◆ Data excerpts
_ _ _ _ _ _ _

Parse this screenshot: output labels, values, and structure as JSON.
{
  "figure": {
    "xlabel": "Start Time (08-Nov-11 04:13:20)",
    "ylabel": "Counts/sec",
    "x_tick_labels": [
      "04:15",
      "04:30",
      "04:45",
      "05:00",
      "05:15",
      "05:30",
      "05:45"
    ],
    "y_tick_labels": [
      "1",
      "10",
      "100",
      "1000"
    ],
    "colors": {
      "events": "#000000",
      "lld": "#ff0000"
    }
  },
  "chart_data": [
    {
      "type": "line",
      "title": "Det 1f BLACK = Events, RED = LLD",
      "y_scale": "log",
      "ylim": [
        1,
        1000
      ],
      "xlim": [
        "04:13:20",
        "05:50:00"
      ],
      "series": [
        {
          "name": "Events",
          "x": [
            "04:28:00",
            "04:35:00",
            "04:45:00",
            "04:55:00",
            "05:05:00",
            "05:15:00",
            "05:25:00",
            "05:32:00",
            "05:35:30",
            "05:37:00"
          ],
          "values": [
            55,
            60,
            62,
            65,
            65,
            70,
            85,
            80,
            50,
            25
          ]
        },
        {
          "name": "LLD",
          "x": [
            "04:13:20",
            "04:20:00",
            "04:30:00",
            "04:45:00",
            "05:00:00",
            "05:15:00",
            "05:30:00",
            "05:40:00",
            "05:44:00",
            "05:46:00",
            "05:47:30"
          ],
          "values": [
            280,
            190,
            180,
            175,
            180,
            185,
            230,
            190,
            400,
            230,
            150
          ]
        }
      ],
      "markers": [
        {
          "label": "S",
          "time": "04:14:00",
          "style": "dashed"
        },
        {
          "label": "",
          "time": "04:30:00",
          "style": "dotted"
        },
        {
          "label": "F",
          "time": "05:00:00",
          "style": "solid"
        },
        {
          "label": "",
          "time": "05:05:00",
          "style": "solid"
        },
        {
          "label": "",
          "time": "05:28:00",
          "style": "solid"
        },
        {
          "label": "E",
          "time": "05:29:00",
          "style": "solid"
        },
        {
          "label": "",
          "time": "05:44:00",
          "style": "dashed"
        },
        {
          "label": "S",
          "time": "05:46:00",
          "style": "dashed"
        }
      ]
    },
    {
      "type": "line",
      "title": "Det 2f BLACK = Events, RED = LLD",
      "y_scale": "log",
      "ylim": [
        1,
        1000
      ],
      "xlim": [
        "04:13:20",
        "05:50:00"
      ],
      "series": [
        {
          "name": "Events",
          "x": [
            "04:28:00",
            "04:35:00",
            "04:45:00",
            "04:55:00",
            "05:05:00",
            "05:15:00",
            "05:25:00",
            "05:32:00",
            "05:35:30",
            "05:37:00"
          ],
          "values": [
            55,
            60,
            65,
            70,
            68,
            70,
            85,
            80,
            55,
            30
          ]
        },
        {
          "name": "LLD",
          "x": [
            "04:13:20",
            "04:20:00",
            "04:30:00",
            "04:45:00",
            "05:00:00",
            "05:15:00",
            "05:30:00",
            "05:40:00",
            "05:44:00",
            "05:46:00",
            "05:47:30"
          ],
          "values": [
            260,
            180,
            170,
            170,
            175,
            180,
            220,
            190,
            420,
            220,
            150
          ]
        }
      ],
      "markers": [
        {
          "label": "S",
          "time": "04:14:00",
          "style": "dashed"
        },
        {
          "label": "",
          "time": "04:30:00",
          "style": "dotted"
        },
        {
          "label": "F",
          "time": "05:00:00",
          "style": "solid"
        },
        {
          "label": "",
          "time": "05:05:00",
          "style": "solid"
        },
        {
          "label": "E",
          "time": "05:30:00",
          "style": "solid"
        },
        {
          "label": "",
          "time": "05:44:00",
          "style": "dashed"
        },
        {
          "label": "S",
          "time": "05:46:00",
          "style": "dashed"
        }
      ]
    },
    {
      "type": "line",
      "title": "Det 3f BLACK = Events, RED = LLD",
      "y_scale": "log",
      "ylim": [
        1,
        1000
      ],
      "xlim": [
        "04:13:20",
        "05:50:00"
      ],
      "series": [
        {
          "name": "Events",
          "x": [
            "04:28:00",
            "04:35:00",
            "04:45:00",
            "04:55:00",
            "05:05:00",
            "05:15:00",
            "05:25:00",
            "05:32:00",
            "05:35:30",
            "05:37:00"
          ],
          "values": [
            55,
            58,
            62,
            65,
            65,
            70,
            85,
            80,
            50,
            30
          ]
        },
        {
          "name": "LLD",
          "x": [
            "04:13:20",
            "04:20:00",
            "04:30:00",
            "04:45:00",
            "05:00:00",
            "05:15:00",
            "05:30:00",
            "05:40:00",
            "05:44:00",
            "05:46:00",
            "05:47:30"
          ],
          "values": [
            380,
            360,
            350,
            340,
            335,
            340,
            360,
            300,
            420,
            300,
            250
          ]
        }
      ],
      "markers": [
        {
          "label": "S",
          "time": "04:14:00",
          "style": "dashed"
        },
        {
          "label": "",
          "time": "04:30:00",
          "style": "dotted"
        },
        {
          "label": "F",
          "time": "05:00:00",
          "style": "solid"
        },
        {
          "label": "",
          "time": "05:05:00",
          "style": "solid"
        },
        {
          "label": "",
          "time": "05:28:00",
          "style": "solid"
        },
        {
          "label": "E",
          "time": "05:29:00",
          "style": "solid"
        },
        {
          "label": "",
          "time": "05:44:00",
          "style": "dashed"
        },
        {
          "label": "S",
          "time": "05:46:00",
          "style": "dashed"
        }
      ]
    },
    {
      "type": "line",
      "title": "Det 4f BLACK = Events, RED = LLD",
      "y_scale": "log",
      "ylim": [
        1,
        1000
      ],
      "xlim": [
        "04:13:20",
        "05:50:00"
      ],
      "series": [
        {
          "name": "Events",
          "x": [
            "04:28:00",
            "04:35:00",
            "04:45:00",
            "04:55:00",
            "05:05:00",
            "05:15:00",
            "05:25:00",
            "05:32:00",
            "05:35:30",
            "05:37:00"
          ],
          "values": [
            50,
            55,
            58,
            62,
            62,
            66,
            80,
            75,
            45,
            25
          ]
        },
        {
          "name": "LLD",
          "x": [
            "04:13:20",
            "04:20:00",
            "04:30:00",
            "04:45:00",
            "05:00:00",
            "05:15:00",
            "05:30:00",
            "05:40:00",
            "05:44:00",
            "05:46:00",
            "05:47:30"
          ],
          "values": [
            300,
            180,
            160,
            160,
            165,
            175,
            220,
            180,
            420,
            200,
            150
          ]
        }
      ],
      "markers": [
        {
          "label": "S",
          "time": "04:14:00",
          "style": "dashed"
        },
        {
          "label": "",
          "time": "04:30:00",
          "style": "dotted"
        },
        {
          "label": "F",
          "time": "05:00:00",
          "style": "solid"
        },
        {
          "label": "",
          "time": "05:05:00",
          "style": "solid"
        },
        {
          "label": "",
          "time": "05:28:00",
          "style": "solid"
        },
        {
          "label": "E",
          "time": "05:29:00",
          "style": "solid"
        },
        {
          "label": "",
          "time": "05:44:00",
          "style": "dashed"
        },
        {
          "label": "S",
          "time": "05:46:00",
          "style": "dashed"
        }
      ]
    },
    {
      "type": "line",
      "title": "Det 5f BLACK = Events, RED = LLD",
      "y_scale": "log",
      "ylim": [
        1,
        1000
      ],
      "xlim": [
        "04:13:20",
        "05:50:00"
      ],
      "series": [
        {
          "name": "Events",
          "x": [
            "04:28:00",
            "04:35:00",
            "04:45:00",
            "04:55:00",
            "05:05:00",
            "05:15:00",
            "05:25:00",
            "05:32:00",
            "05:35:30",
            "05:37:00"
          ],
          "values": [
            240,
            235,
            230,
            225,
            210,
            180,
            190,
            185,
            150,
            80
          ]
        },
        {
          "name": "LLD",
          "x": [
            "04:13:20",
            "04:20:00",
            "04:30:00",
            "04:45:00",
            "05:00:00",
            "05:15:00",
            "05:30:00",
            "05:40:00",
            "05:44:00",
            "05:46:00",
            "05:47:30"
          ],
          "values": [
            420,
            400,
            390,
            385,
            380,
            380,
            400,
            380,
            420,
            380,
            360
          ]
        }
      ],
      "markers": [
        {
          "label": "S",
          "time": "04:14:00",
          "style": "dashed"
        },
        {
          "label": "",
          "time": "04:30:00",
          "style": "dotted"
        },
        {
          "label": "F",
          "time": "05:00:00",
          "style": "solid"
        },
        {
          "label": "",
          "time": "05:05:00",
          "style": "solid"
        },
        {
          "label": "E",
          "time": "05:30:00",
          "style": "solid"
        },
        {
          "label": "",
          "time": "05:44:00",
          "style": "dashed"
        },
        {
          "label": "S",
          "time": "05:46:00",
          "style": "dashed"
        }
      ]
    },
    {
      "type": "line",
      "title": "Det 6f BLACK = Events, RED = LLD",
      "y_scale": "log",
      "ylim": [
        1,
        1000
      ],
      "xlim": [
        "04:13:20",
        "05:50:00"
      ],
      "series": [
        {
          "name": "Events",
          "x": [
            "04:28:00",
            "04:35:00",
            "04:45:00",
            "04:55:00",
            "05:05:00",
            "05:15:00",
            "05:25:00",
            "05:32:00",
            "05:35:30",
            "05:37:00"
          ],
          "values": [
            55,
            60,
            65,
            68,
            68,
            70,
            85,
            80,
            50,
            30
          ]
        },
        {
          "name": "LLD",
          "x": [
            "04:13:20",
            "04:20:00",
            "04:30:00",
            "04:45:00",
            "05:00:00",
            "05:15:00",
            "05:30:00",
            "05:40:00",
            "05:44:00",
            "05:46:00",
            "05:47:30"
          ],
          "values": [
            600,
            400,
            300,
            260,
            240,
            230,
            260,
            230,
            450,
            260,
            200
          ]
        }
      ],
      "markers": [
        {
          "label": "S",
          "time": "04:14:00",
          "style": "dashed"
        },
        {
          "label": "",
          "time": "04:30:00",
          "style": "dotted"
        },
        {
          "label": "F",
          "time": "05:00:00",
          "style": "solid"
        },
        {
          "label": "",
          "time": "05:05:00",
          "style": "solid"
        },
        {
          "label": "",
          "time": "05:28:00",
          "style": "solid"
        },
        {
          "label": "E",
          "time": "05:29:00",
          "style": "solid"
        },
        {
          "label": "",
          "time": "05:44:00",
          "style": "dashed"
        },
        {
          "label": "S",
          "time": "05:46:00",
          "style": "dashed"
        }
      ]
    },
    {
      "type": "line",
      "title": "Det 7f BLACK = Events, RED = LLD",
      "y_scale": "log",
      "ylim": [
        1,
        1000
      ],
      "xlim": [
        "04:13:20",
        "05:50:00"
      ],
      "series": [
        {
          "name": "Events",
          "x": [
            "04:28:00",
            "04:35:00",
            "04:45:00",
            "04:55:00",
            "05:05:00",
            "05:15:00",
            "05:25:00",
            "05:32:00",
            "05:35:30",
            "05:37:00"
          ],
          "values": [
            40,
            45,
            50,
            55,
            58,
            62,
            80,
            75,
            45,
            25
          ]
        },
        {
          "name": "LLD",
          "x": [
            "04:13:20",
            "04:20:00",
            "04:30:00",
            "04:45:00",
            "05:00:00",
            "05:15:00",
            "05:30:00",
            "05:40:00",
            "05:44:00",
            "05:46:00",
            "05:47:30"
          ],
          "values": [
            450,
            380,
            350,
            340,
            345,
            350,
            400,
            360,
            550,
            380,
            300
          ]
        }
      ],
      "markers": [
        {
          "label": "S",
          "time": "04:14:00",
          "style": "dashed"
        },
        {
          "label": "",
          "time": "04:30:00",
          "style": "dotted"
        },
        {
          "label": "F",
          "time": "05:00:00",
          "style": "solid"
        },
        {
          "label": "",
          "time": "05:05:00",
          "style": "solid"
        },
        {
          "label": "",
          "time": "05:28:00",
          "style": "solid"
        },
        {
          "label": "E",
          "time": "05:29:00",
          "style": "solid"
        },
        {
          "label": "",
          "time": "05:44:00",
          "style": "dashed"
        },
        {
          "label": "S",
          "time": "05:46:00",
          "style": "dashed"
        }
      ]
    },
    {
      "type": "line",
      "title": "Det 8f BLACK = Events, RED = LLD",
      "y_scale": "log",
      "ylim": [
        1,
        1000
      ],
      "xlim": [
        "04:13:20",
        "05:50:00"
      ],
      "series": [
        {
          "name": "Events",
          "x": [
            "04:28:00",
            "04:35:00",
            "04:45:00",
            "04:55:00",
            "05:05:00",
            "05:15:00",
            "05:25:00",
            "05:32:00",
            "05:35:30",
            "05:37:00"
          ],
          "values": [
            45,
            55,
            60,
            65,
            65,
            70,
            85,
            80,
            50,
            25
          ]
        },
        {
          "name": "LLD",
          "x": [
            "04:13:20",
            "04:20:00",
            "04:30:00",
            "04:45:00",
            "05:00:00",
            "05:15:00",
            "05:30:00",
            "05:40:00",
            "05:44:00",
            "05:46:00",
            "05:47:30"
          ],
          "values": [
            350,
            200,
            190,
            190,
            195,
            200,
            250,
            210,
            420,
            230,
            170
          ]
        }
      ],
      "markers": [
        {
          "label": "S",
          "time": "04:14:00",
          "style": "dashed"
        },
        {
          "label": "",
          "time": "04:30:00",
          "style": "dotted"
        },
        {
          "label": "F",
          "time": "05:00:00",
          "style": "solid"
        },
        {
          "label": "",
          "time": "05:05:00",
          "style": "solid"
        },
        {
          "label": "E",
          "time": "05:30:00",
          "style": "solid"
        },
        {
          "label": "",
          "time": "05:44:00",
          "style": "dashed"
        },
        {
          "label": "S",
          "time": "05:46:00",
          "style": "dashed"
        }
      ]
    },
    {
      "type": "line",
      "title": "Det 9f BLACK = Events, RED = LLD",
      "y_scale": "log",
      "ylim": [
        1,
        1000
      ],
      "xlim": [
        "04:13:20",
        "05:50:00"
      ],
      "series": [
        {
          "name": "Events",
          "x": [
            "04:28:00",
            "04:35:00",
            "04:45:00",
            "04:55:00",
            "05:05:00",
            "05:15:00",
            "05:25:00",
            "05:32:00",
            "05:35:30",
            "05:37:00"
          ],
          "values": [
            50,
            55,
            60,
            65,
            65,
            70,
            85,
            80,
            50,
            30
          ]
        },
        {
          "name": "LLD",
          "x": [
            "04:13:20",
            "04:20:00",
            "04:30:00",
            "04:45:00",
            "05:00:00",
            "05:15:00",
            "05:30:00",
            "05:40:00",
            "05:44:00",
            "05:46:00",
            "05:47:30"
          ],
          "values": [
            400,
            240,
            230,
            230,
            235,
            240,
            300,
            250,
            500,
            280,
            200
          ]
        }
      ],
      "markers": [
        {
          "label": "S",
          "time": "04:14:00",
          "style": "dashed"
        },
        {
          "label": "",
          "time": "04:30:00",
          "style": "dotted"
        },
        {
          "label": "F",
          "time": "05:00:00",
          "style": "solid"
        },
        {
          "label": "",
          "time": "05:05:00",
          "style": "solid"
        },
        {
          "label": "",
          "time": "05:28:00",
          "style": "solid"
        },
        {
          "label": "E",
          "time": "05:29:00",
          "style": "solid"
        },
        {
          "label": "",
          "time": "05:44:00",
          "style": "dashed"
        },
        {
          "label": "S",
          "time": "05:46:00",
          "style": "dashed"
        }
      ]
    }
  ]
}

_ _ _ _ _ _ _

◆ Given problem
Filter the listing for the word "title" and copy every line that holds it.

◆ Solution to the exercise
      "title": "Det 1f BLACK = Events, RED = LLD",
      "title": "Det 2f BLACK = Events, RED = LLD",
      "title": "Det 3f BLACK = Events, RED = LLD",
      "title": "Det 4f BLACK = Events, RED = LLD",
      "title": "Det 5f BLACK = Events, RED = LLD",
      "title": "Det 6f BLACK = Events, RED = LLD",
      "title": "Det 7f BLACK = Events, RED = LLD",
      "title": "Det 8f BLACK = Events, RED = LLD",
      "title": "Det 9f BLACK = Events, RED = LLD",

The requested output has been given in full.